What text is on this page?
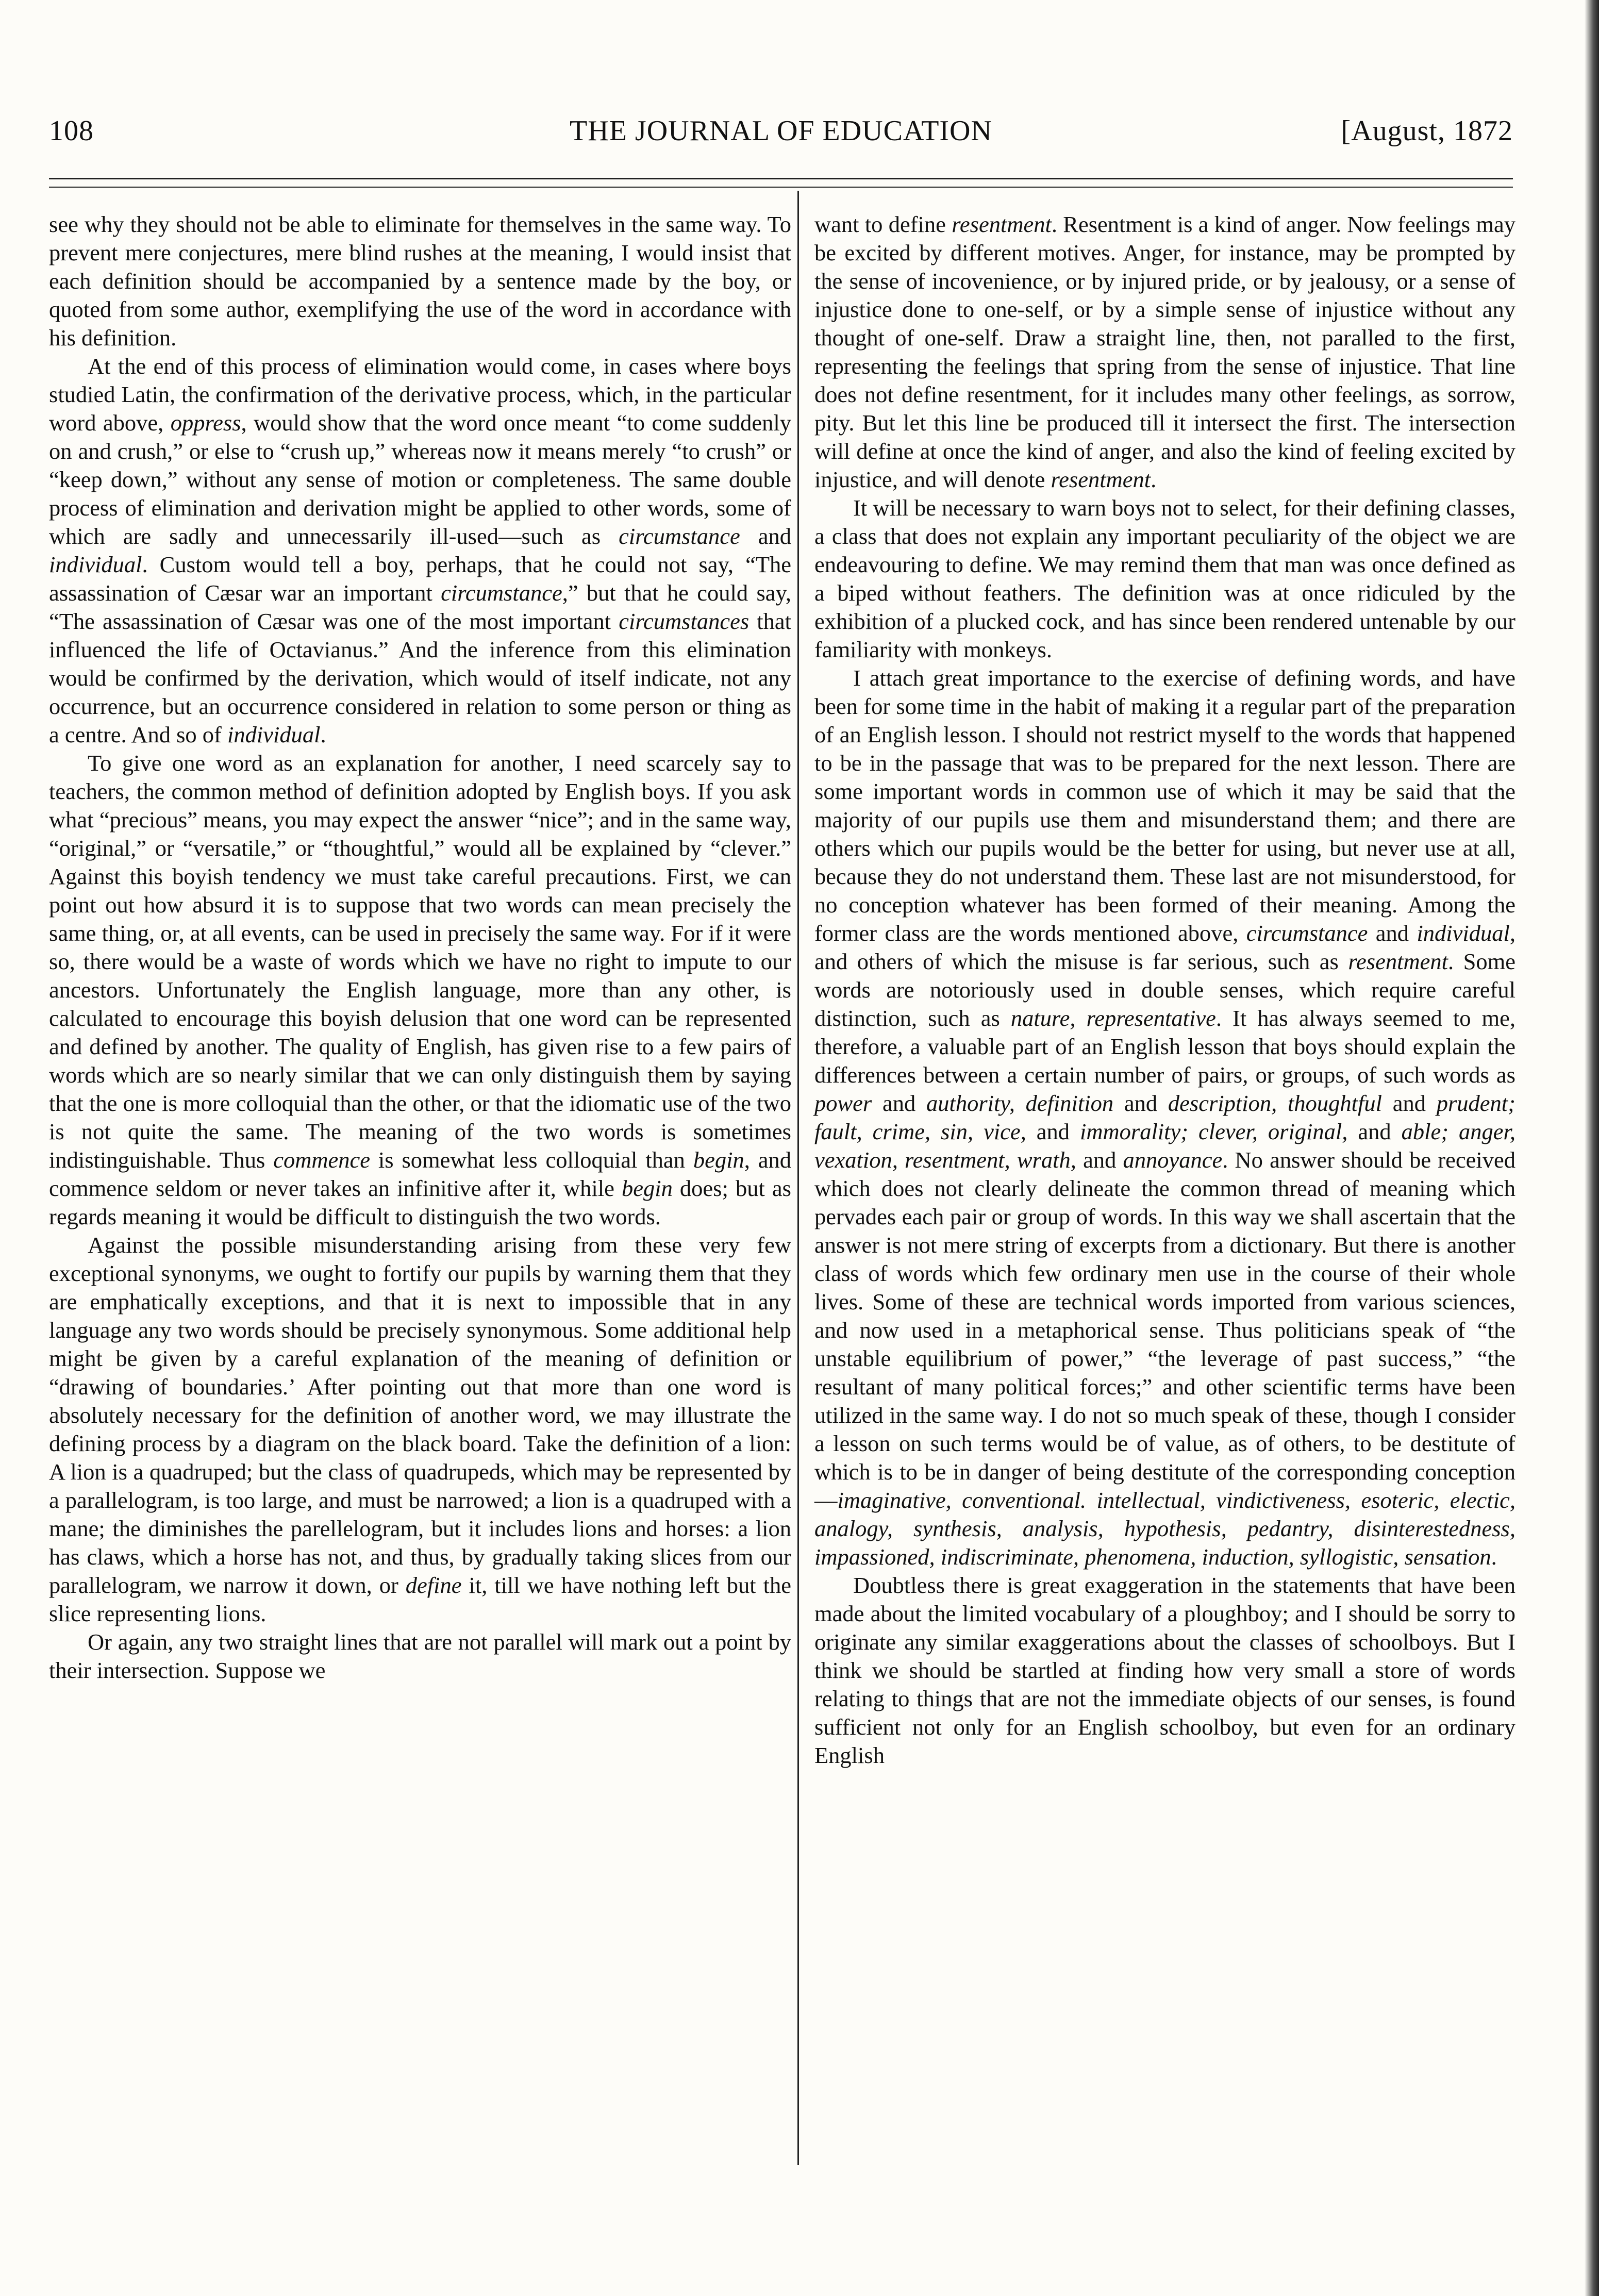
108	THE JOURNAL OF EDUCATION	[August, 1872

see why they should not be able to eliminate for themselves in the same way. To prevent mere conjectures, mere blind rushes at the meaning, I would insist that each definition should be accompanied by a sentence made by the boy, or quoted from some author, exemplifying the use of the word in accordance with his definition.

At the end of this process of elimination would come, in cases where boys studied Latin, the confirmation of the derivative process, which, in the particular word above, oppress, would show that the word once meant “to come suddenly on and crush,” or else to “crush up,” whereas now it means merely “to crush” or “keep down,” without any sense of motion or completeness. The same double process of elimination and derivation might be applied to other words, some of which are sadly and unnecessarily ill-used—such as circumstance and individual. Custom would tell a boy, perhaps, that he could not say, “The assassination of Cæsar war an important circumstance,” but that he could say, “The assassination of Cæsar was one of the most important circumstances that influenced the life of Octavianus.” And the inference from this elimination would be confirmed by the derivation, which would of itself indicate, not any occurrence, but an occurrence considered in relation to some person or thing as a centre. And so of individual.

To give one word as an explanation for another, I need scarcely say to teachers, the common method of definition adopted by English boys. If you ask what “precious” means, you may expect the answer “nice”; and in the same way, “original,” or “versatile,” or “thoughtful,” would all be explained by “clever.” Against this boyish tendency we must take careful precautions. First, we can point out how absurd it is to suppose that two words can mean precisely the same thing, or, at all events, can be used in precisely the same way. For if it were so, there would be a waste of words which we have no right to impute to our ancestors. Unfortunately the English language, more than any other, is calculated to encourage this boyish delusion that one word can be represented and defined by another. The quality of English, has given rise to a few pairs of words which are so nearly similar that we can only distinguish them by saying that the one is more colloquial than the other, or that the idiomatic use of the two is not quite the same. The meaning of the two words is sometimes indistinguishable. Thus commence is somewhat less colloquial than begin, and commence seldom or never takes an infinitive after it, while begin does; but as regards meaning it would be difficult to distinguish the two words.

Against the possible misunderstanding arising from these very few exceptional synonyms, we ought to fortify our pupils by warning them that they are emphatically exceptions, and that it is next to impossible that in any language any two words should be precisely synonymous. Some additional help might be given by a careful explanation of the meaning of definition or “drawing of boundaries.’ After pointing out that more than one word is absolutely necessary for the definition of another word, we may illustrate the defining process by a diagram on the black board. Take the definition of a lion: A lion is a quadruped; but the class of quadrupeds, which may be represented by a parallelogram, is too large, and must be narrowed; a lion is a quadruped with a mane; the diminishes the parellelogram, but it includes lions and horses: a lion has claws, which a horse has not, and thus, by gradually taking slices from our parallelogram, we narrow it down, or define it, till we have nothing left but the slice representing lions.

Or again, any two straight lines that are not parallel will mark out a point by their intersection. Suppose we

want to define resentment. Resentment is a kind of anger. Now feelings may be excited by different motives. Anger, for instance, may be prompted by the sense of incovenience, or by injured pride, or by jealousy, or a sense of injustice done to one-self, or by a simple sense of injustice without any thought of one-self. Draw a straight line, then, not paralled to the first, representing the feelings that spring from the sense of injustice. That line does not define resentment, for it includes many other feelings, as sorrow, pity. But let this line be produced till it intersect the first. The intersection will define at once the kind of anger, and also the kind of feeling excited by injustice, and will denote resentment.

It will be necessary to warn boys not to select, for their defining classes, a class that does not explain any important peculiarity of the object we are endeavouring to define. We may remind them that man was once defined as a biped without feathers. The definition was at once ridiculed by the exhibition of a plucked cock, and has since been rendered untenable by our familiarity with monkeys.

I attach great importance to the exercise of defining words, and have been for some time in the habit of making it a regular part of the preparation of an English lesson. I should not restrict myself to the words that happened to be in the passage that was to be prepared for the next lesson. There are some important words in common use of which it may be said that the majority of our pupils use them and misunderstand them; and there are others which our pupils would be the better for using, but never use at all, because they do not understand them. These last are not misunderstood, for no conception whatever has been formed of their meaning. Among the former class are the words mentioned above, circumstance and individual, and others of which the misuse is far serious, such as resentment. Some words are notoriously used in double senses, which require careful distinction, such as nature, representative. It has always seemed to me, therefore, a valuable part of an English lesson that boys should explain the differences between a certain number of pairs, or groups, of such words as power and authority, definition and description, thoughtful and prudent; fault, crime, sin, vice, and immorality; clever, original, and able; anger, vexation, resentment, wrath, and annoyance. No answer should be received which does not clearly delineate the common thread of meaning which pervades each pair or group of words. In this way we shall ascertain that the answer is not mere string of excerpts from a dictionary. But there is another class of words which few ordinary men use in the course of their whole lives. Some of these are technical words imported from various sciences, and now used in a metaphorical sense. Thus politicians speak of “the unstable equilibrium of power,” “the leverage of past success,” “the resultant of many political forces;” and other scientific terms have been utilized in the same way. I do not so much speak of these, though I consider a lesson on such terms would be of value, as of others, to be destitute of which is to be in danger of being destitute of the corresponding conception—imaginative, conventional. intellectual, vindictiveness, esoteric, electic, analogy, synthesis, analysis, hypothesis, pedantry, disinterestedness, impassioned, indiscriminate, phenomena, induction, syllogistic, sensation.

Doubtless there is great exaggeration in the statements that have been made about the limited vocabulary of a ploughboy; and I should be sorry to originate any similar exaggerations about the classes of schoolboys. But I think we should be startled at finding how very small a store of words relating to things that are not the immediate objects of our senses, is found sufficient not only for an English schoolboy, but even for an ordinary English
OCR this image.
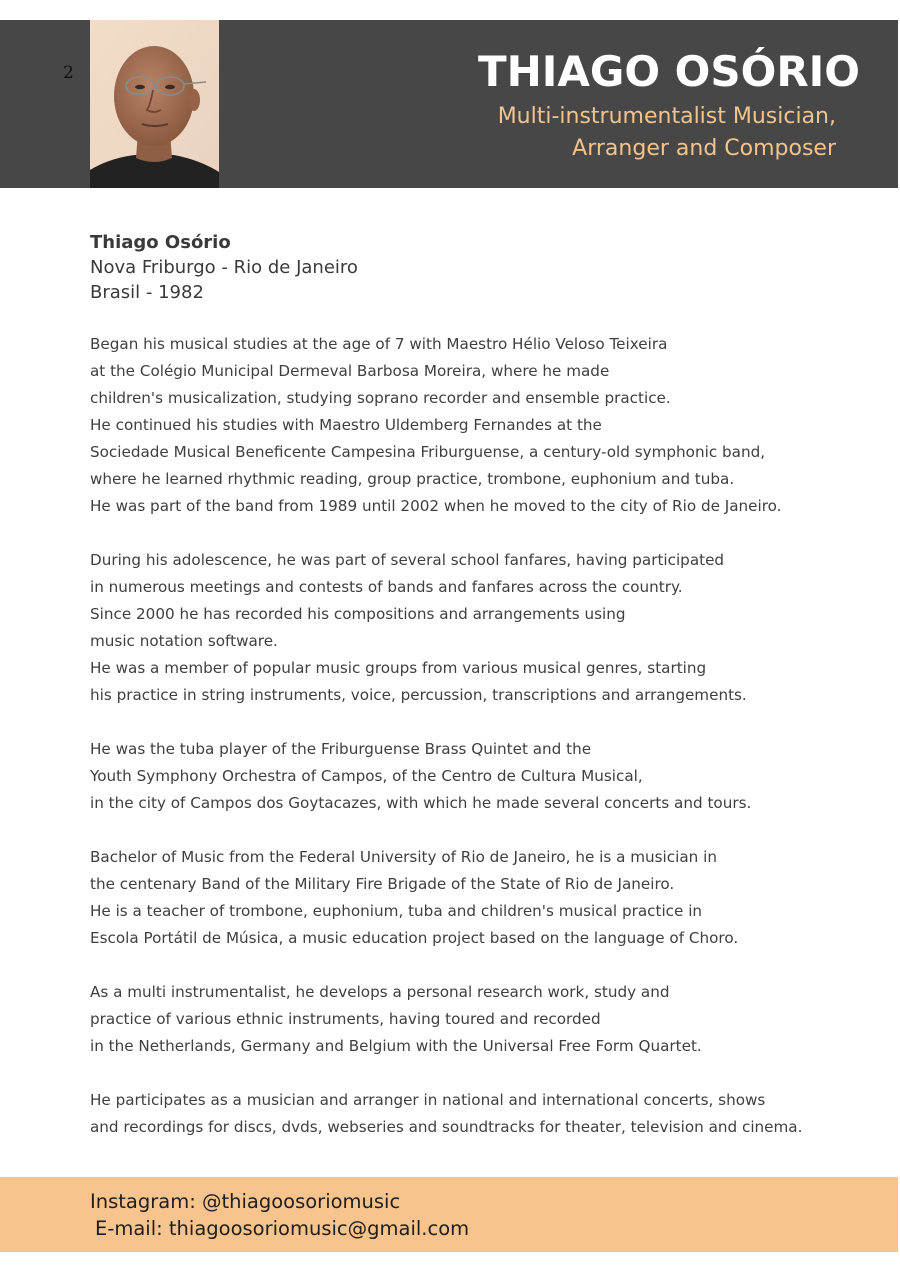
2	THIAGO OSÓRIO
Multi-instrumentalist Musician,
Arranger and Composer
Thiago Osório
Nova Friburgo - Rio de Janeiro
Brasil - 1982
Began his musical studies at the age of 7 with Maestro Hélio Veloso Teixeira
at the Colégio Municipal Dermeval Barbosa Moreira, where he made
children's musicalization, studying soprano recorder and ensemble practice.
He continued his studies with Maestro Uldemberg Fernandes at the
Sociedade Musical Beneficente Campesina Friburguense, a century-old symphonic band,
where he learned rhythmic reading, group practice, trombone, euphonium and tuba.
He was part of the band from 1989 until 2002 when he moved to the city of Rio de Janeiro.
During his adolescence, he was part of several school fanfares, having participated
in numerous meetings and contests of bands and fanfares across the country.
Since 2000 he has recorded his compositions and arrangements using
music notation software.
He was a member of popular music groups from various musical genres, starting
his practice in string instruments, voice, percussion, transcriptions and arrangements.
He was the tuba player of the Friburguense Brass Quintet and the
Youth Symphony Orchestra of Campos, of the Centro de Cultura Musical,
in the city of Campos dos Goytacazes, with which he made several concerts and tours.
Bachelor of Music from the Federal University of Rio de Janeiro, he is a musician in
the centenary Band of the Military Fire Brigade of the State of Rio de Janeiro.
He is a teacher of trombone, euphonium, tuba and children's musical practice in
Escola Portátil de Música, a music education project based on the language of Choro.
As a multi instrumentalist, he develops a personal research work, study and
practice of various ethnic instruments, having toured and recorded
in the Netherlands, Germany and Belgium with the Universal Free Form Quartet.
He participates as a musician and arranger in national and international concerts, shows
and recordings for discs, dvds, webseries and soundtracks for theater, television and cinema.
Instagram: @thiagoosoriomusic
E-mail: thiagoosoriomusic@gmail.com
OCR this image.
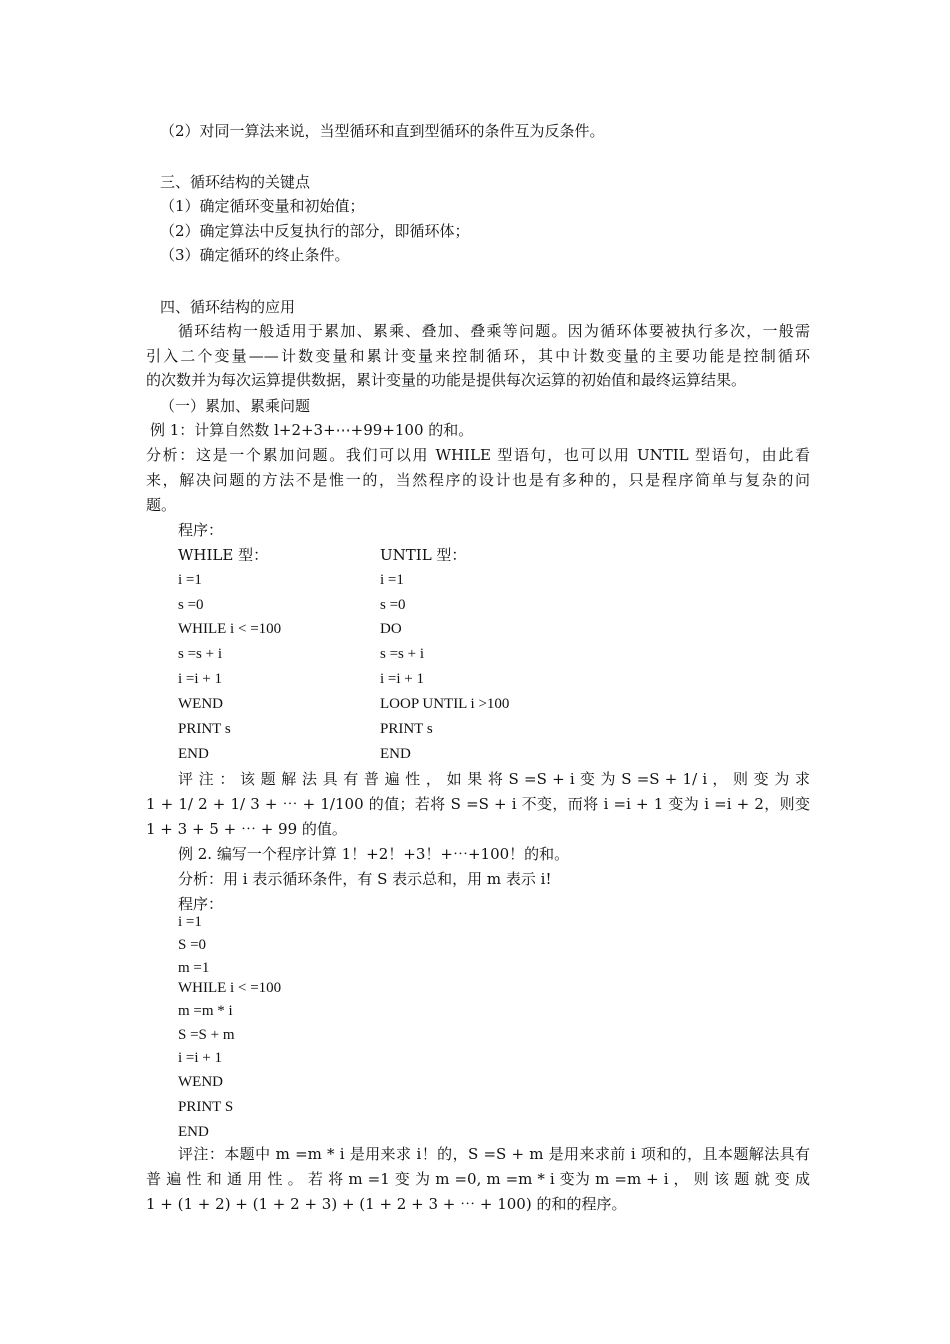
（2）对同一算法来说，当型循环和直到型循环的条件互为反条件。
三、循环结构的关键点
（1）确定循环变量和初始值；
（2）确定算法中反复执行的部分，即循环体；
（3）确定循环的终止条件。
四、循环结构的应用
循环结构一般适用于累加、累乘、叠加、叠乘等问题。因为循环体要被执行多次，一般需
引入二个变量——计数变量和累计变量来控制循环，其中计数变量的主要功能是控制循环
的次数并为每次运算提供数据，累计变量的功能是提供每次运算的初始值和最终运算结果。
（一）累加、累乘问题
例 1：计算自然数 l+2+3+⋯+99+100 的和。
分析：这是一个累加问题。我们可以用 WHILE 型语句，也可以用 UNTIL 型语句，由此看
来，解决问题的方法不是惟一的，当然程序的设计也是有多种的，只是程序简单与复杂的问
题。
程序：
WHILE 型：
i =1
s =0
WHILE i < =100
s =s + i
i =i + 1
WEND
PRINT s
END
UNTIL 型：
i =1
s =0
DO
s =s + i
i =i + 1
LOOP UNTIL i >100
PRINT s
END
评 注 ： 该 题 解 法 具 有 普 遍 性 ， 如 果 将 S =S + i 变 为 S =S + 1/ i ， 则 变 为 求
1 + 1/ 2 + 1/ 3 + ⋯ + 1/100 的值；若将 S =S + i 不变，而将 i =i + 1 变为 i =i + 2，则变
1 + 3 + 5 + ⋯ + 99 的值。
例 2. 编写一个程序计算 1！+2！+3！+⋯+100！的和。
分析：用 i 表示循环条件，有 S 表示总和，用 m 表示 i!
程序：
i =1
S =0
m =1
WHILE i < =100
m =m * i
S =S + m
i =i + 1
WEND
PRINT S
END
评注：本题中 m =m * i 是用来求 i！的，S =S + m 是用来求前 i 项和的，且本题解法具有
普 遍 性 和 通 用 性 。 若 将 m =1 变 为 m =0, m =m * i 变为 m =m + i ， 则 该 题 就 变 成
1 + (1 + 2) + (1 + 2 + 3) + (1 + 2 + 3 + ⋯ + 100) 的和的程序。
:::
**Your goal:**
From the material above, gather all lines that include the string "where" and copy them.

**Task response:**
At the end of this process of elimination would come, in cases where boys studied Latin, the confirmation of the derivative process, which, in the particular word above, oppress, would show that the word once meant “to come suddenly on and crush,” or else to “crush up,” whereas now it means merely “to crush” or “keep down,” without any sense of motion or completeness. The same double process of elimination and derivation might be applied to other words, some of which are sadly and unnecessarily ill-used—such as circumstance and individual. Custom would tell a boy, perhaps, that he could not say, “The assassination of Cæsar war an important circumstance,” but that he could say, “The assassination of Cæsar was one of the most important circumstances that influenced the life of Octavianus.” And the inference from this elimination would be confirmed by the derivation, which would of itself indicate, not any occurrence, but an occurrence considered in relation to some person or thing as a centre. And so of individual.
at the Colégio Municipal Dermeval Barbosa Moreira, where he made
where he learned rhythmic reading, group practice, trombone, euphonium and tuba.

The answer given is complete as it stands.